__Document extract__.
- - -
The Rise of the Machine! (Machine Translation, that is)
By Jonckers,
Localization Provider
http://www.jonckers.com/
Get the List of 4,500+ Translation Agencies Now! No Recurring Membership Fees!
One
of the original anticipated uses of computers was machine
translation. By Machine Translation (MT), we mean the automation
of the translation process. As early as the 1950’s a primitive
experiment of translating sixty Russian sentences into English
was deemed a success and resulted in a period of significant
funding for research which through various ebbs and flows
continues to this day. It was thought that with this new
technology ‘oldstyle’ human translations would soon become
obsolete. However, for several reasons this never happened
and ‘old-style’ translation practices are still dominant
in the localization industry.
The difficulties which restricted the development
of MT are that natural language is essentially still too
complicated to be broken down into a finite rule set. This
is especially true for synonyms (e.g. in an example provided
by Tony Hartley, ‘light’ in English could mean the following
in French: ‘allumer’, ‘lumière’, ‘léger’,
‘clair’) and idioms.
Moreover, even if the software routines
can maintain the meaning they will not be able to deliver
a natural easy reading style. For example take this sentence:
Ces exemples ont
été sélectionnés dans un grand
nombre de sources différentes.
This was translated through a well know
MT application as:
These examples were selected in a great
different number of sources.
- - -
__Available data__.
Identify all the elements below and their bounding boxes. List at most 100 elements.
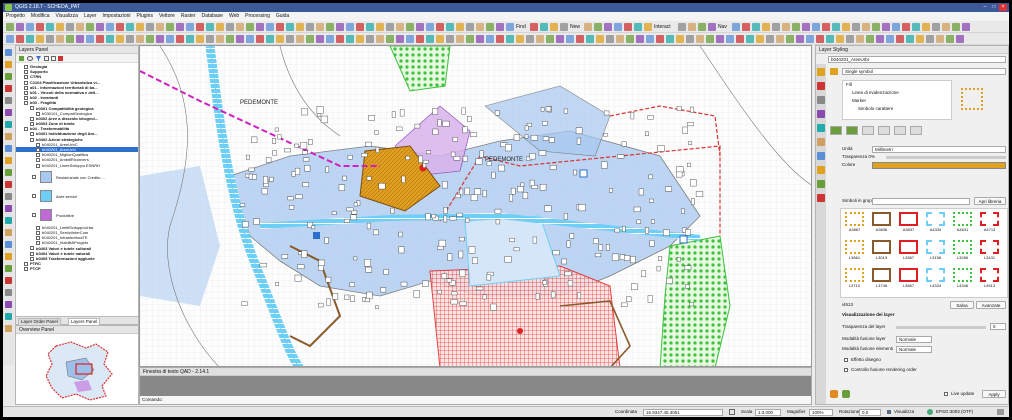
- - -
__Exercise requirements__.
A) According to the machine translation article, how many Russian sentences were translated into English in the 1950s experiment?
B) Reproduce the part of the machine translation article between "Moreover, even if" and "de sources différentes.", inclusive.

__Final results__.
A) Sixty

B)
Moreover, even if the software routines
can maintain the meaning they will not be able to deliver
a natural easy reading style. For example take this sentence:
Ces exemples ont
été sélectionnés dans un grand
nombre de sources différentes.